-------- TASK INPUTS --------
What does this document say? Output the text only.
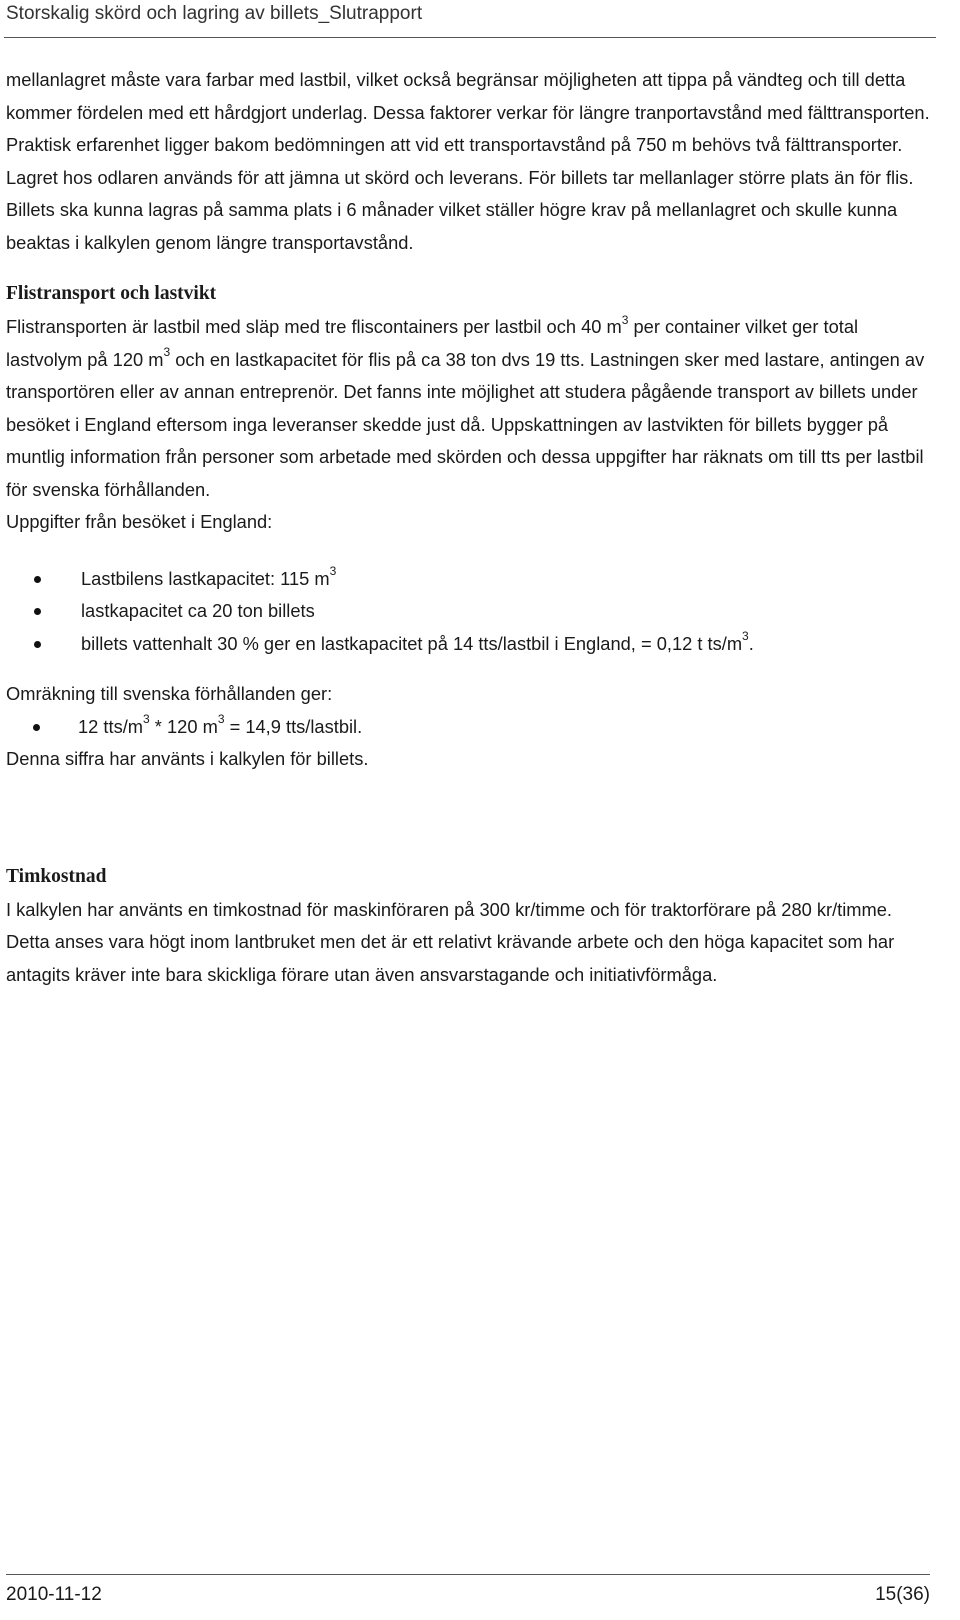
Storskalig skörd och lagring av billets_Slutrapport

mellanlagret måste vara farbar med lastbil, vilket också begränsar möjligheten att tippa på vändteg och till detta kommer fördelen med ett hårdgjort underlag. Dessa faktorer verkar för längre tranportavstånd med fälttransporten. Praktisk erfarenhet ligger bakom bedömningen att vid ett transportavstånd på 750 m behövs två fälttransporter. Lagret hos odlaren används för att jämna ut skörd och leverans. För billets tar mellanlager större plats än för flis. Billets ska kunna lagras på samma plats i 6 månader vilket ställer högre krav på mellanlagret och skulle kunna beaktas i kalkylen genom längre transportavstånd.

Flistransport och lastvikt

Flistransporten är lastbil med släp med tre fliscontainers per lastbil och 40 $m^3$ per container vilket ger total lastvolym på 120 $m^3$ och en lastkapacitet för flis på ca 38 ton dvs 19 tts. Lastningen sker med lastare, antingen av transportören eller av annan entreprenör. Det fanns inte möjlighet att studera pågående transport av billets under besöket i England eftersom inga leveranser skedde just då. Uppskattningen av lastvikten för billets bygger på muntlig information från personer som arbetade med skörden och dessa uppgifter har räknats om till tts per lastbil för svenska förhållanden.

Uppgifter från besöket i England:

Lastbilens lastkapacitet: 115 $m^3$
lastkapacitet ca 20 ton billets
billets vattenhalt 30 % ger en lastkapacitet på 14 tts/lastbil i England, = 0,12 t $ts/m^3$.

Omräkning till svenska förhållanden ger:

12 tts/$m^3 * 120$ $m^3 = 14,9$ tts/lastbil.

Denna siffra har använts i kalkylen för billets.

Timkostnad

I kalkylen har använts en timkostnad för maskinföraren på 300 kr/timme och för traktorförare på 280 kr/timme. Detta anses vara högt inom lantbruket men det är ett relativt krävande arbete och den höga kapacitet som har antagits kräver inte bara skickliga förare utan även ansvarstagande och initiativförmåga.

2010-11-12	15(36)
--------
- HOW TO COMPLETE THIS TASK
From the records given above, reproduce all text exactly and exclude each picture.

- SOLUTION TO THIS PROBLEM
What does this document say? Output the text only.
Storskalig skörd och lagring av billets_Slutrapport

mellanlagret måste vara farbar med lastbil, vilket också begränsar möjligheten att tippa på vändteg och till detta kommer fördelen med ett hårdgjort underlag. Dessa faktorer verkar för längre tranportavstånd med fälttransporten. Praktisk erfarenhet ligger bakom bedömningen att vid ett transportavstånd på 750 m behövs två fälttransporter. Lagret hos odlaren används för att jämna ut skörd och leverans. För billets tar mellanlager större plats än för flis. Billets ska kunna lagras på samma plats i 6 månader vilket ställer högre krav på mellanlagret och skulle kunna beaktas i kalkylen genom längre transportavstånd.

Flistransport och lastvikt

Flistransporten är lastbil med släp med tre fliscontainers per lastbil och 40 $m^3$ per container vilket ger total lastvolym på 120 $m^3$ och en lastkapacitet för flis på ca 38 ton dvs 19 tts. Lastningen sker med lastare, antingen av transportören eller av annan entreprenör. Det fanns inte möjlighet att studera pågående transport av billets under besöket i England eftersom inga leveranser skedde just då. Uppskattningen av lastvikten för billets bygger på muntlig information från personer som arbetade med skörden och dessa uppgifter har räknats om till tts per lastbil för svenska förhållanden.

Uppgifter från besöket i England:

Lastbilens lastkapacitet: 115 $m^3$
lastkapacitet ca 20 ton billets
billets vattenhalt 30 % ger en lastkapacitet på 14 tts/lastbil i England, = 0,12 t $ts/m^3$.

Omräkning till svenska förhållanden ger:

12 tts/$m^3 * 120$ $m^3 = 14,9$ tts/lastbil.

Denna siffra har använts i kalkylen för billets.

Timkostnad

I kalkylen har använts en timkostnad för maskinföraren på 300 kr/timme och för traktorförare på 280 kr/timme. Detta anses vara högt inom lantbruket men det är ett relativt krävande arbete och den höga kapacitet som har antagits kräver inte bara skickliga förare utan även ansvarstagande och initiativförmåga.

2010-11-12	15(36)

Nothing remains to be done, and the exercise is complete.